▶ _Dataset rows_:

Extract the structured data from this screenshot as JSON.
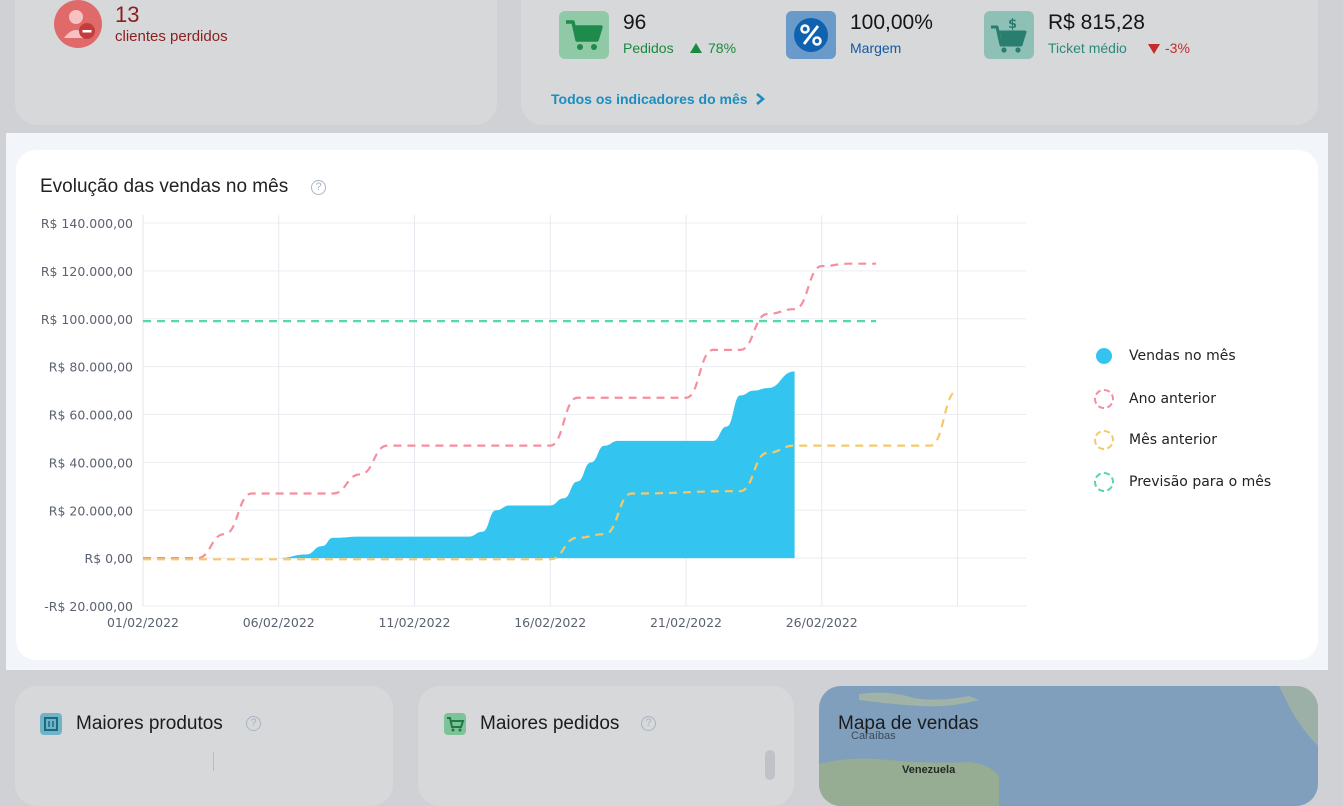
{
  "top_left": {
    "value": "13",
    "label": "clientes perdidos"
  },
  "kpis": {
    "pedidos": {
      "value": "96",
      "label": "Pedidos",
      "change": "78%",
      "change_dir": "up"
    },
    "margem": {
      "value": "100,00%",
      "label": "Margem"
    },
    "ticket": {
      "value": "R$ 815,28",
      "label": "Ticket médio",
      "change": "-3%",
      "change_dir": "down"
    },
    "all_link": "Todos os indicadores do mês"
  },
  "chart": {
    "title": "Evolução das vendas no mês",
    "legend": [
      {
        "name": "Vendas no mês",
        "color": "#33c5f0"
      },
      {
        "name": "Ano anterior",
        "color": "#f58f9f"
      },
      {
        "name": "Mês anterior",
        "color": "#f5c96a"
      },
      {
        "name": "Previsão para o mês",
        "color": "#54d9a8"
      }
    ]
  },
  "chart_data": {
    "type": "area",
    "x_ticks": [
      "01/02/2022",
      "06/02/2022",
      "11/02/2022",
      "16/02/2022",
      "21/02/2022",
      "26/02/2022"
    ],
    "y_ticks": [
      "-R$ 20.000,00",
      "R$ 0,00",
      "R$ 20.000,00",
      "R$ 40.000,00",
      "R$ 60.000,00",
      "R$ 80.000,00",
      "R$ 100.000,00",
      "R$ 120.000,00",
      "R$ 140.000,00"
    ],
    "ylim": [
      -20000,
      140000
    ],
    "x_day_range": [
      1,
      31
    ],
    "grid": true,
    "legend_position": "right",
    "series": [
      {
        "name": "Vendas no mês",
        "style": "area",
        "color": "#33c5f0",
        "points": [
          [
            1,
            0
          ],
          [
            5,
            0
          ],
          [
            6,
            0
          ],
          [
            7,
            1500
          ],
          [
            7.6,
            5000
          ],
          [
            8,
            8500
          ],
          [
            9,
            9000
          ],
          [
            13,
            9000
          ],
          [
            13.5,
            11000
          ],
          [
            14,
            20000
          ],
          [
            14.5,
            22000
          ],
          [
            16,
            22000
          ],
          [
            16.5,
            25000
          ],
          [
            17,
            32000
          ],
          [
            17.5,
            40000
          ],
          [
            18,
            47000
          ],
          [
            18.5,
            49000
          ],
          [
            22,
            49000
          ],
          [
            22.5,
            55000
          ],
          [
            23,
            68000
          ],
          [
            23.5,
            70000
          ],
          [
            24,
            71000
          ],
          [
            25,
            78000
          ]
        ]
      },
      {
        "name": "Ano anterior",
        "style": "dashed",
        "color": "#f58f9f",
        "points": [
          [
            1,
            0
          ],
          [
            3,
            0
          ],
          [
            4,
            10000
          ],
          [
            5,
            27000
          ],
          [
            8,
            27000
          ],
          [
            9,
            35000
          ],
          [
            10,
            47000
          ],
          [
            16,
            47000
          ],
          [
            17,
            67000
          ],
          [
            21,
            67000
          ],
          [
            22,
            87000
          ],
          [
            23,
            87000
          ],
          [
            24,
            102000
          ],
          [
            25,
            104000
          ],
          [
            26,
            122000
          ],
          [
            27,
            123000
          ],
          [
            28,
            123000
          ]
        ]
      },
      {
        "name": "Mês anterior",
        "style": "dashed",
        "color": "#f5c96a",
        "points": [
          [
            1,
            -500
          ],
          [
            16,
            -500
          ],
          [
            17,
            8500
          ],
          [
            18,
            10000
          ],
          [
            19,
            27000
          ],
          [
            23,
            28000
          ],
          [
            24,
            44000
          ],
          [
            25,
            47000
          ],
          [
            30,
            47000
          ],
          [
            31,
            70000
          ]
        ]
      },
      {
        "name": "Previsão para o mês",
        "style": "dashed",
        "color": "#54d9a8",
        "points": [
          [
            1,
            99000
          ],
          [
            28,
            99000
          ]
        ]
      }
    ]
  },
  "bottom": {
    "produtos": "Maiores produtos",
    "pedidos": "Maiores pedidos",
    "mapa": "Mapa de vendas",
    "map_label_1": "Caraíbas",
    "map_label_2": "Venezuela"
  }
}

▶ _Exercise details_: Set each line of the records down exactly, leaving every picture out.

▶ _Solved problem_:
Extract the structured data from this screenshot as JSON.
{
  "top_left": {
    "value": "13",
    "label": "clientes perdidos"
  },
  "kpis": {
    "pedidos": {
      "value": "96",
      "label": "Pedidos",
      "change": "78%",
      "change_dir": "up"
    },
    "margem": {
      "value": "100,00%",
      "label": "Margem"
    },
    "ticket": {
      "value": "R$ 815,28",
      "label": "Ticket médio",
      "change": "-3%",
      "change_dir": "down"
    },
    "all_link": "Todos os indicadores do mês"
  },
  "chart": {
    "title": "Evolução das vendas no mês",
    "legend": [
      {
        "name": "Vendas no mês",
        "color": "#33c5f0"
      },
      {
        "name": "Ano anterior",
        "color": "#f58f9f"
      },
      {
        "name": "Mês anterior",
        "color": "#f5c96a"
      },
      {
        "name": "Previsão para o mês",
        "color": "#54d9a8"
      }
    ]
  },
  "chart_data": {
    "type": "area",
    "x_ticks": [
      "01/02/2022",
      "06/02/2022",
      "11/02/2022",
      "16/02/2022",
      "21/02/2022",
      "26/02/2022"
    ],
    "y_ticks": [
      "-R$ 20.000,00",
      "R$ 0,00",
      "R$ 20.000,00",
      "R$ 40.000,00",
      "R$ 60.000,00",
      "R$ 80.000,00",
      "R$ 100.000,00",
      "R$ 120.000,00",
      "R$ 140.000,00"
    ],
    "ylim": [
      -20000,
      140000
    ],
    "x_day_range": [
      1,
      31
    ],
    "grid": true,
    "legend_position": "right",
    "series": [
      {
        "name": "Vendas no mês",
        "style": "area",
        "color": "#33c5f0",
        "points": [
          [
            1,
            0
          ],
          [
            5,
            0
          ],
          [
            6,
            0
          ],
          [
            7,
            1500
          ],
          [
            7.6,
            5000
          ],
          [
            8,
            8500
          ],
          [
            9,
            9000
          ],
          [
            13,
            9000
          ],
          [
            13.5,
            11000
          ],
          [
            14,
            20000
          ],
          [
            14.5,
            22000
          ],
          [
            16,
            22000
          ],
          [
            16.5,
            25000
          ],
          [
            17,
            32000
          ],
          [
            17.5,
            40000
          ],
          [
            18,
            47000
          ],
          [
            18.5,
            49000
          ],
          [
            22,
            49000
          ],
          [
            22.5,
            55000
          ],
          [
            23,
            68000
          ],
          [
            23.5,
            70000
          ],
          [
            24,
            71000
          ],
          [
            25,
            78000
          ]
        ]
      },
      {
        "name": "Ano anterior",
        "style": "dashed",
        "color": "#f58f9f",
        "points": [
          [
            1,
            0
          ],
          [
            3,
            0
          ],
          [
            4,
            10000
          ],
          [
            5,
            27000
          ],
          [
            8,
            27000
          ],
          [
            9,
            35000
          ],
          [
            10,
            47000
          ],
          [
            16,
            47000
          ],
          [
            17,
            67000
          ],
          [
            21,
            67000
          ],
          [
            22,
            87000
          ],
          [
            23,
            87000
          ],
          [
            24,
            102000
          ],
          [
            25,
            104000
          ],
          [
            26,
            122000
          ],
          [
            27,
            123000
          ],
          [
            28,
            123000
          ]
        ]
      },
      {
        "name": "Mês anterior",
        "style": "dashed",
        "color": "#f5c96a",
        "points": [
          [
            1,
            -500
          ],
          [
            16,
            -500
          ],
          [
            17,
            8500
          ],
          [
            18,
            10000
          ],
          [
            19,
            27000
          ],
          [
            23,
            28000
          ],
          [
            24,
            44000
          ],
          [
            25,
            47000
          ],
          [
            30,
            47000
          ],
          [
            31,
            70000
          ]
        ]
      },
      {
        "name": "Previsão para o mês",
        "style": "dashed",
        "color": "#54d9a8",
        "points": [
          [
            1,
            99000
          ],
          [
            28,
            99000
          ]
        ]
      }
    ]
  },
  "bottom": {
    "produtos": "Maiores produtos",
    "pedidos": "Maiores pedidos",
    "mapa": "Mapa de vendas",
    "map_label_1": "Caraíbas",
    "map_label_2": "Venezuela"
  }
}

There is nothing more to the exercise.